[Structured figure records]
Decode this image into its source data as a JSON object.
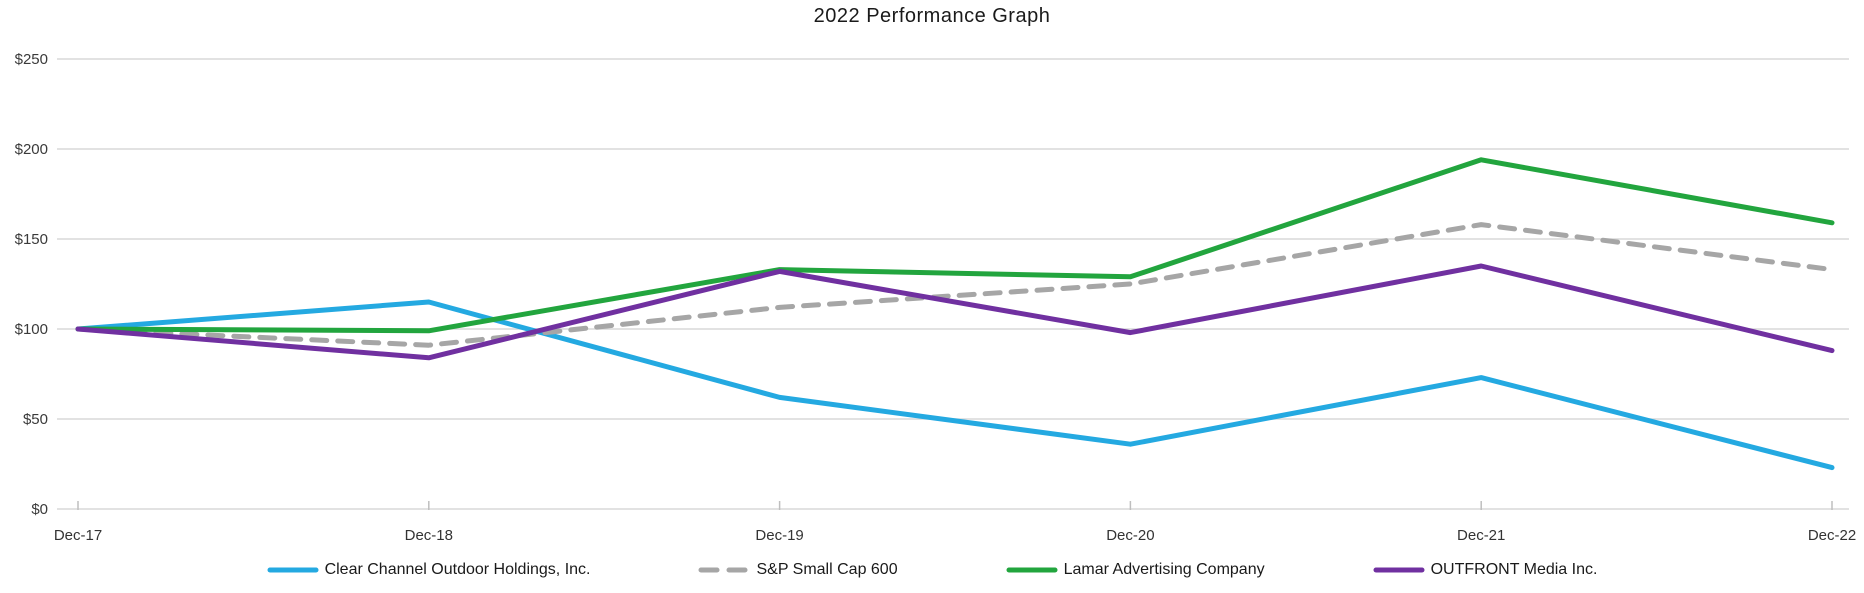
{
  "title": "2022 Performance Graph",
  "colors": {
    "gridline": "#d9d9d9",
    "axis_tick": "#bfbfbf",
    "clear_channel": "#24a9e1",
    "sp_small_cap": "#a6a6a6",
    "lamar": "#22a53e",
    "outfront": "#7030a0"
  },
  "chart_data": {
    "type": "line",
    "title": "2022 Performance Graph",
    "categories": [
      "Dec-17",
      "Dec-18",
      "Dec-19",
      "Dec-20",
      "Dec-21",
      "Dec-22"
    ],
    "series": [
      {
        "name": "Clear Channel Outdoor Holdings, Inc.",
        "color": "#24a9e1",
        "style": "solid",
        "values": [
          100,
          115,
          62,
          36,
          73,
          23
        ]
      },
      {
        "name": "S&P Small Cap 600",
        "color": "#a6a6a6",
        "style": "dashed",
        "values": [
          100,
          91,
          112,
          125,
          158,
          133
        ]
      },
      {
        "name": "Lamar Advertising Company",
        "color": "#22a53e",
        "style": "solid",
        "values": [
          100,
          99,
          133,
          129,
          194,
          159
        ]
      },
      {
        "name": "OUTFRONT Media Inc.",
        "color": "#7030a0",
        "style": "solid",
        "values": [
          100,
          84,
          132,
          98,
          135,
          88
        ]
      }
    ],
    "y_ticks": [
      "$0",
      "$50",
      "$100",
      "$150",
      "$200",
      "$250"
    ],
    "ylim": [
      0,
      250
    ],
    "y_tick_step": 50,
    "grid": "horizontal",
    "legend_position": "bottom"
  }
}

==

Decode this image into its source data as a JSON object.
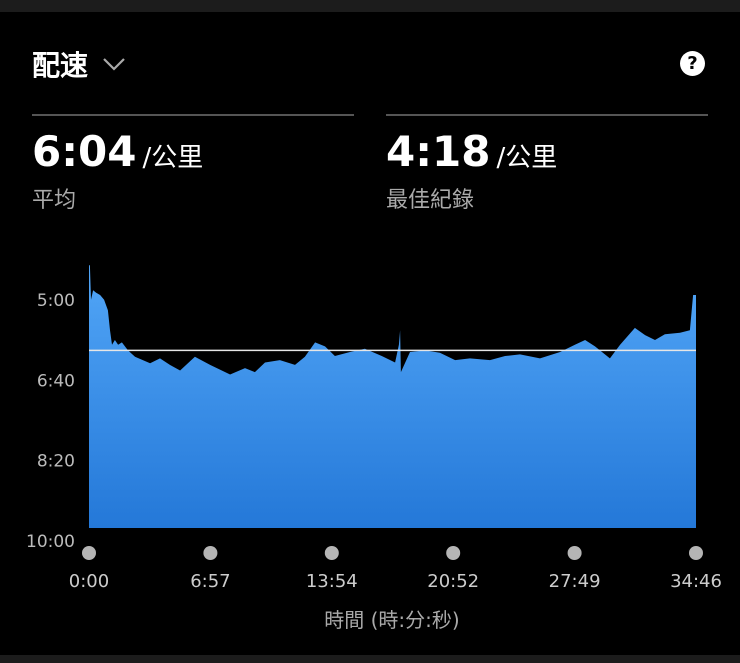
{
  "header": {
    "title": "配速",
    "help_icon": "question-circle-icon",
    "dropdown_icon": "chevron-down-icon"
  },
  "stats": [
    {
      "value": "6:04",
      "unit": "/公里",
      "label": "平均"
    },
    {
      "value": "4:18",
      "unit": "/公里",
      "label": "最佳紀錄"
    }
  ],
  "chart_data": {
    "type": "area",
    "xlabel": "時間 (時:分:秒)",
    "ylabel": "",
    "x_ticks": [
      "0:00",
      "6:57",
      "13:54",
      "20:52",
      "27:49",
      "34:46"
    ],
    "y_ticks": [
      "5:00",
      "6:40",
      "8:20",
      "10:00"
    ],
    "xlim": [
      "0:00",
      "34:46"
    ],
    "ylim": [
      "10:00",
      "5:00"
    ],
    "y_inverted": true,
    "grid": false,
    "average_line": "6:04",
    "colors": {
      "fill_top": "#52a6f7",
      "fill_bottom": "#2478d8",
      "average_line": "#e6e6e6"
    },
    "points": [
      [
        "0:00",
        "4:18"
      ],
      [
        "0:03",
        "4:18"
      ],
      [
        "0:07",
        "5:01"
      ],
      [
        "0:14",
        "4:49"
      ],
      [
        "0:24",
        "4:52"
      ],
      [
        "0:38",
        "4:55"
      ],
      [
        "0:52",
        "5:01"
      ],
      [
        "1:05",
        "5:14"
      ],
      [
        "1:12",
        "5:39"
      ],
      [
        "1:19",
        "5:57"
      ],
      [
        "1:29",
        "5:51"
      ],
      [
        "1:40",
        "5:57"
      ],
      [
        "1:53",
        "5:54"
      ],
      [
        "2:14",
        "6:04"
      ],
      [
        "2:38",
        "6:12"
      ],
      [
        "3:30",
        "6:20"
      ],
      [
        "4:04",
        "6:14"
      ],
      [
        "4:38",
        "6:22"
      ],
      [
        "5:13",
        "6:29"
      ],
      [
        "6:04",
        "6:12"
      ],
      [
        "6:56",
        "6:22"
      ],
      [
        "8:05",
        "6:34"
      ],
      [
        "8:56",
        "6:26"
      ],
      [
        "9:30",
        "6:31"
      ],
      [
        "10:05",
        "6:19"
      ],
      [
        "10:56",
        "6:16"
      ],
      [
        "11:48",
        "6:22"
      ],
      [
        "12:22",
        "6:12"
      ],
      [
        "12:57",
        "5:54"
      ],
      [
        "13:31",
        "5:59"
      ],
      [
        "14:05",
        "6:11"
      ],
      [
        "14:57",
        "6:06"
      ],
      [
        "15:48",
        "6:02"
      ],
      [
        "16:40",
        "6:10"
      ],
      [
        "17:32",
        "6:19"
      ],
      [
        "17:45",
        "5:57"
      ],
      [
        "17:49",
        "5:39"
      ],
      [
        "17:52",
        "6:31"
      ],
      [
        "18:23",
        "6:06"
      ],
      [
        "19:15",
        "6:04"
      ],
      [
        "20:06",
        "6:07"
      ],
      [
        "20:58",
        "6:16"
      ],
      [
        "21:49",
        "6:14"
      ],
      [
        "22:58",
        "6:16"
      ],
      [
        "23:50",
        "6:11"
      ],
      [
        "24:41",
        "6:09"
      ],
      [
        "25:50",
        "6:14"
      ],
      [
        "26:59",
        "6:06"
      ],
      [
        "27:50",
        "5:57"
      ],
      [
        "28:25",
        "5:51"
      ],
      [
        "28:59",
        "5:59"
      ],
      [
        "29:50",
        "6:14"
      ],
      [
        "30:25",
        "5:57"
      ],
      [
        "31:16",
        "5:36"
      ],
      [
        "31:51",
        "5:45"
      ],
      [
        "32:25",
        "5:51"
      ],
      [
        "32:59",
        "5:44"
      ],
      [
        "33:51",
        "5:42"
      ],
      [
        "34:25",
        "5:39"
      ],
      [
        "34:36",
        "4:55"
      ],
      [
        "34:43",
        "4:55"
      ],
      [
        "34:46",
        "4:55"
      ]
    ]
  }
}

Required work:
In the data above, tally the lines holding "icon" and answer with the figure only.

Task output:
2